> [Given request]: State how many lines in these records contain the word "Valor", and nothing else.

> [Stored data]:
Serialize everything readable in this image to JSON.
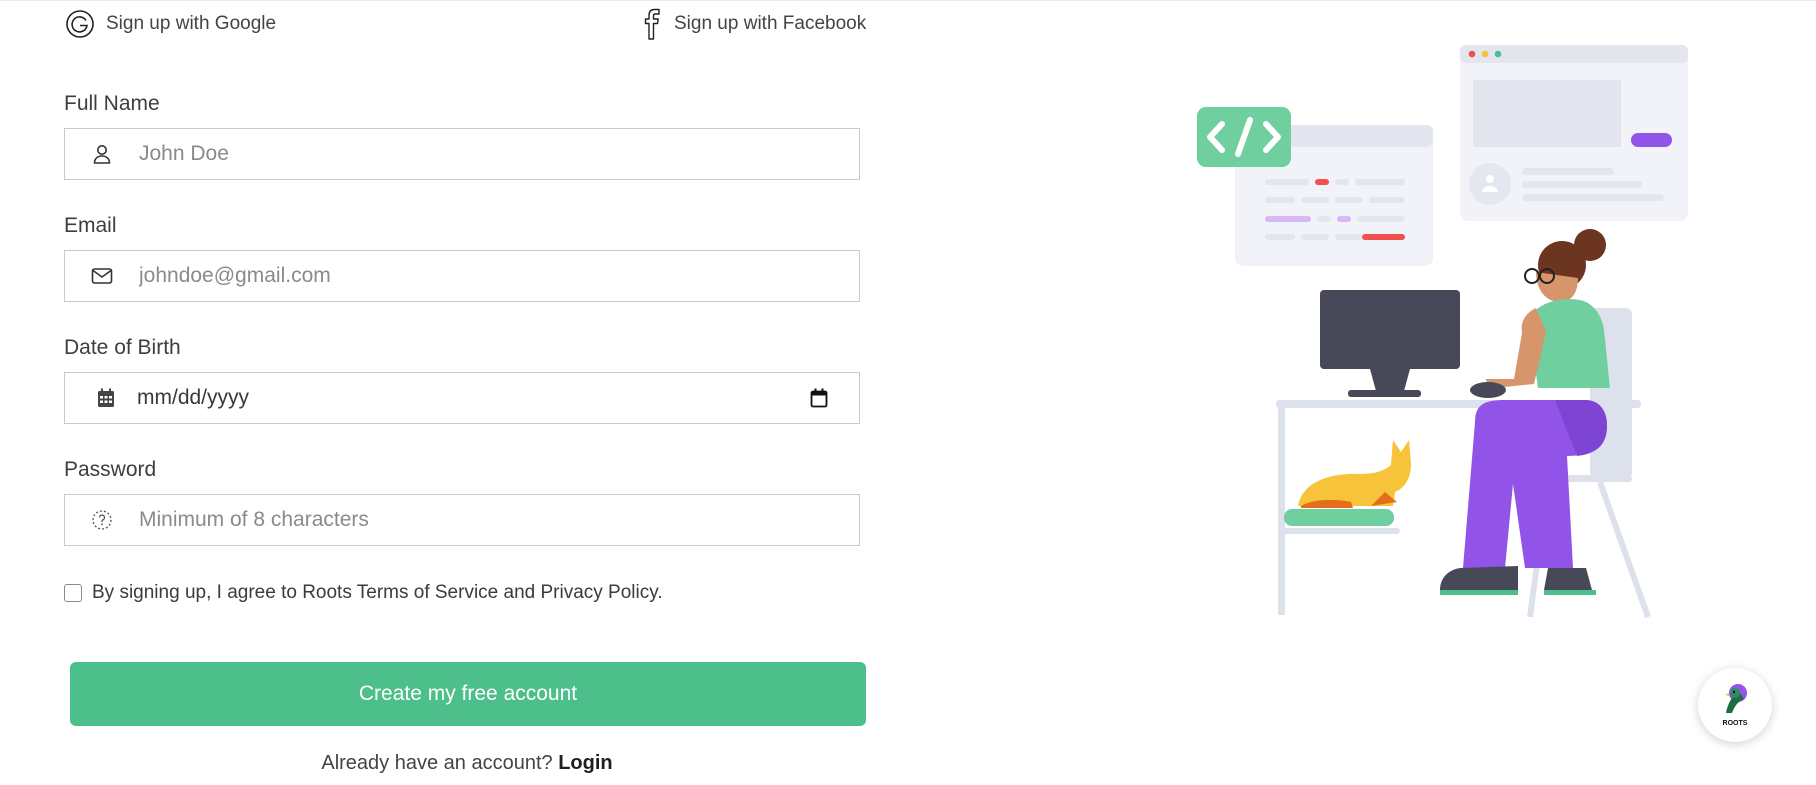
{
  "social": {
    "google_label": "Sign up with Google",
    "facebook_label": "Sign up with Facebook"
  },
  "form": {
    "full_name": {
      "label": "Full Name",
      "placeholder": "John Doe",
      "icon": "user-icon"
    },
    "email": {
      "label": "Email",
      "placeholder": "johndoe@gmail.com",
      "icon": "mail-icon"
    },
    "dob": {
      "label": "Date of Birth",
      "value": "mm/dd/yyyy",
      "icon": "calendar-icon"
    },
    "password": {
      "label": "Password",
      "placeholder": "Minimum of 8 characters",
      "icon": "lock-help-icon"
    },
    "terms": "By signing up, I agree to Roots Terms of Service and Privacy Policy.",
    "submit_label": "Create my free account"
  },
  "footer": {
    "prompt": "Already have an account?",
    "login_label": "Login"
  },
  "badge": {
    "label": "ROOTS"
  },
  "colors": {
    "accent": "#4dbf8b",
    "purple": "#9254e8",
    "dark": "#474959"
  }
}
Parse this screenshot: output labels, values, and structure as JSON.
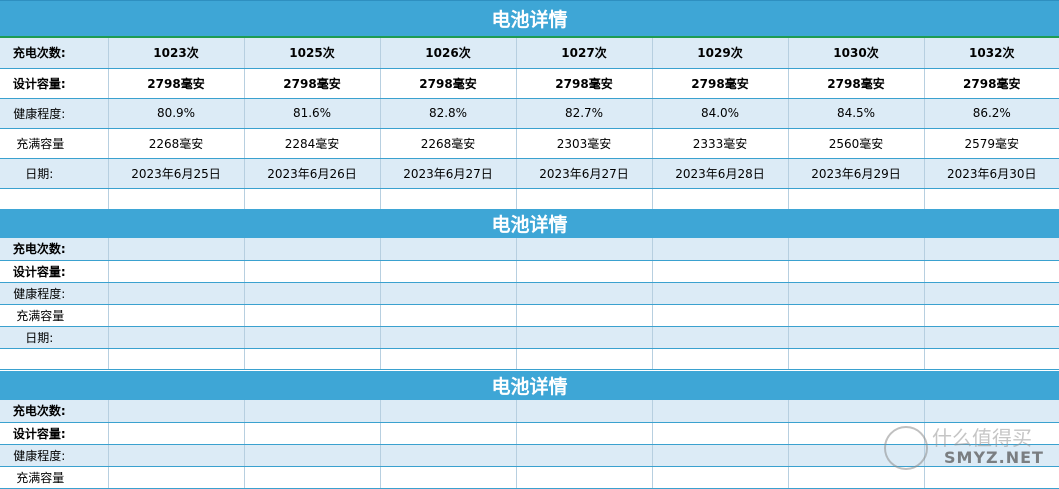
{
  "section1": {
    "title": "电池详情",
    "rows": [
      {
        "label": "充电次数:",
        "values": [
          "1023次",
          "1025次",
          "1026次",
          "1027次",
          "1029次",
          "1030次",
          "1032次"
        ]
      },
      {
        "label": "设计容量:",
        "values": [
          "2798毫安",
          "2798毫安",
          "2798毫安",
          "2798毫安",
          "2798毫安",
          "2798毫安",
          "2798毫安"
        ]
      },
      {
        "label": "健康程度:",
        "values": [
          "80.9%",
          "81.6%",
          "82.8%",
          "82.7%",
          "84.0%",
          "84.5%",
          "86.2%"
        ]
      },
      {
        "label": "充满容量",
        "values": [
          "2268毫安",
          "2284毫安",
          "2268毫安",
          "2303毫安",
          "2333毫安",
          "2560毫安",
          "2579毫安"
        ]
      },
      {
        "label": "日期:",
        "values": [
          "2023年6月25日",
          "2023年6月26日",
          "2023年6月27日",
          "2023年6月27日",
          "2023年6月28日",
          "2023年6月29日",
          "2023年6月30日"
        ]
      }
    ]
  },
  "section2": {
    "title": "电池详情",
    "labels": [
      "充电次数:",
      "设计容量:",
      "健康程度:",
      "充满容量",
      "日期:"
    ]
  },
  "section3": {
    "title": "电池详情",
    "labels": [
      "充电次数:",
      "设计容量:",
      "健康程度:",
      "充满容量"
    ]
  },
  "watermark": {
    "brand": "什么值得买",
    "domain": "SMYZ.NET"
  }
}
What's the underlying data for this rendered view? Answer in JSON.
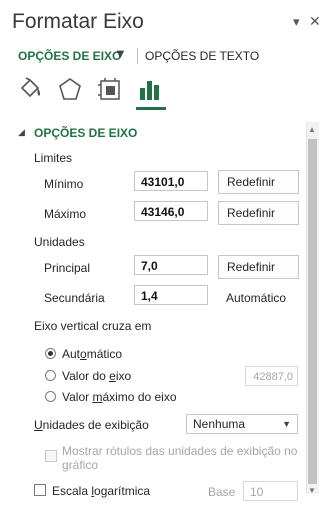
{
  "panel": {
    "title": "Formatar Eixo",
    "pin_icon": "dropdown-arrow-icon",
    "close_icon": "close-icon"
  },
  "tabs": {
    "active": "OPÇÕES DE EIXO",
    "other": "OPÇÕES DE TEXTO"
  },
  "icons": [
    "fill-line-icon",
    "effects-icon",
    "size-properties-icon",
    "axis-options-icon"
  ],
  "section": {
    "title": "OPÇÕES DE EIXO"
  },
  "limits": {
    "heading": "Limites",
    "min_label": "Mínimo",
    "min_value": "43101,0",
    "max_label": "Máximo",
    "max_value": "43146,0",
    "reset": "Redefinir"
  },
  "units": {
    "heading": "Unidades",
    "main_label": "Principal",
    "main_value": "7,0",
    "minor_label": "Secundária",
    "minor_value": "1,4",
    "minor_status": "Automático",
    "reset": "Redefinir"
  },
  "cross": {
    "heading": "Eixo vertical cruza em",
    "auto_label_pre": "Aut",
    "auto_label_u": "o",
    "auto_label_post": "mático",
    "value_label_pre": "Valor do ",
    "value_label_u": "e",
    "value_label_post": "ixo",
    "value_field": "42887,0",
    "max_label_pre": "Valor ",
    "max_label_u": "m",
    "max_label_post": "áximo do eixo"
  },
  "display_units": {
    "label_u": "U",
    "label_post": "nidades de exibição",
    "selected": "Nenhuma",
    "show_label_line1": "Mostrar rótulos das unidades de exibição no",
    "show_label_line2": "gráfico"
  },
  "log": {
    "label_pre": "Escala ",
    "label_u": "l",
    "label_post": "ogarítmica",
    "base_label": "Base",
    "base_value": "10"
  },
  "colors": {
    "accent": "#217346",
    "text": "#262626",
    "disabled": "#a6a6a6"
  }
}
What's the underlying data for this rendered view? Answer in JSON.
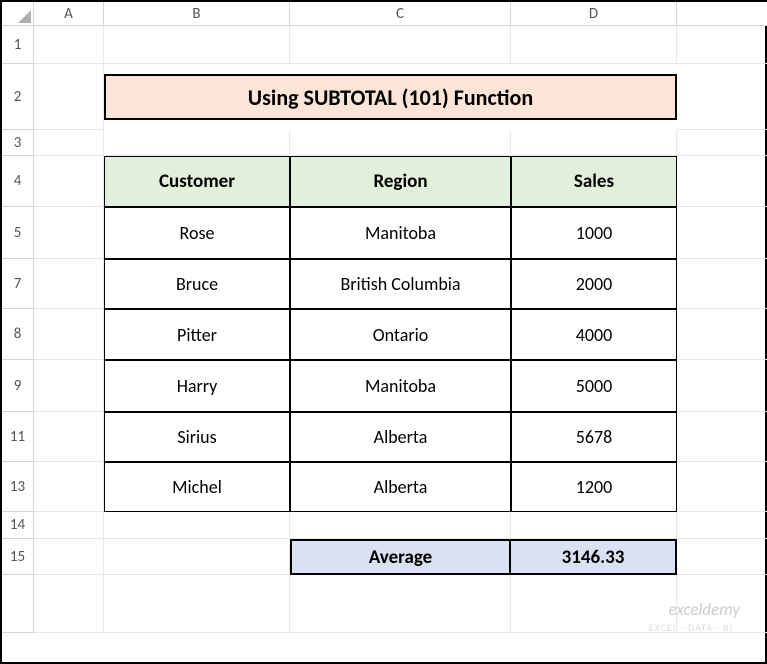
{
  "columns": [
    "A",
    "B",
    "C",
    "D"
  ],
  "rows": [
    "1",
    "2",
    "3",
    "4",
    "5",
    "7",
    "8",
    "9",
    "11",
    "13",
    "14",
    "15"
  ],
  "title": "Using SUBTOTAL (101)  Function",
  "table": {
    "headers": [
      "Customer",
      "Region",
      "Sales"
    ],
    "rows": [
      {
        "customer": "Rose",
        "region": "Manitoba",
        "sales": "1000"
      },
      {
        "customer": "Bruce",
        "region": "British Columbia",
        "sales": "2000"
      },
      {
        "customer": "Pitter",
        "region": "Ontario",
        "sales": "4000"
      },
      {
        "customer": "Harry",
        "region": "Manitoba",
        "sales": "5000"
      },
      {
        "customer": "Sirius",
        "region": "Alberta",
        "sales": "5678"
      },
      {
        "customer": "Michel",
        "region": "Alberta",
        "sales": "1200"
      }
    ]
  },
  "average": {
    "label": "Average",
    "value": "3146.33"
  },
  "watermark": "exceldemy",
  "watermark_sub": "EXCEL · DATA · BI"
}
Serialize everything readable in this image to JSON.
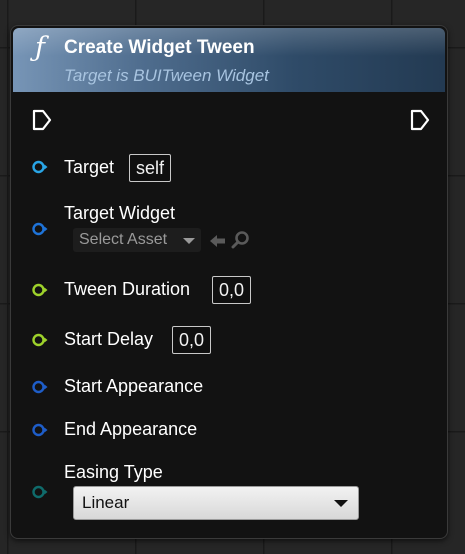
{
  "node": {
    "func_icon": "ƒ",
    "title": "Create Widget Tween",
    "subtitle": "Target is BUITween Widget"
  },
  "exec": {
    "in_icon": "exec-in-pin-icon",
    "out_icon": "exec-out-pin-icon"
  },
  "pins": {
    "target": {
      "label": "Target",
      "value": "self",
      "color": "#29a5e6"
    },
    "target_widget": {
      "label": "Target Widget",
      "asset_select": "Select Asset",
      "color": "#1e73d8"
    },
    "tween_duration": {
      "label": "Tween Duration",
      "value": "0,0",
      "color": "#9ed22b"
    },
    "start_delay": {
      "label": "Start Delay",
      "value": "0,0",
      "color": "#9ed22b"
    },
    "start_appearance": {
      "label": "Start Appearance",
      "color": "#1e5dc8"
    },
    "end_appearance": {
      "label": "End Appearance",
      "color": "#1e5dc8"
    },
    "easing_type": {
      "label": "Easing Type",
      "value": "Linear",
      "color": "#0f6b6b"
    }
  }
}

> [Response below]: 2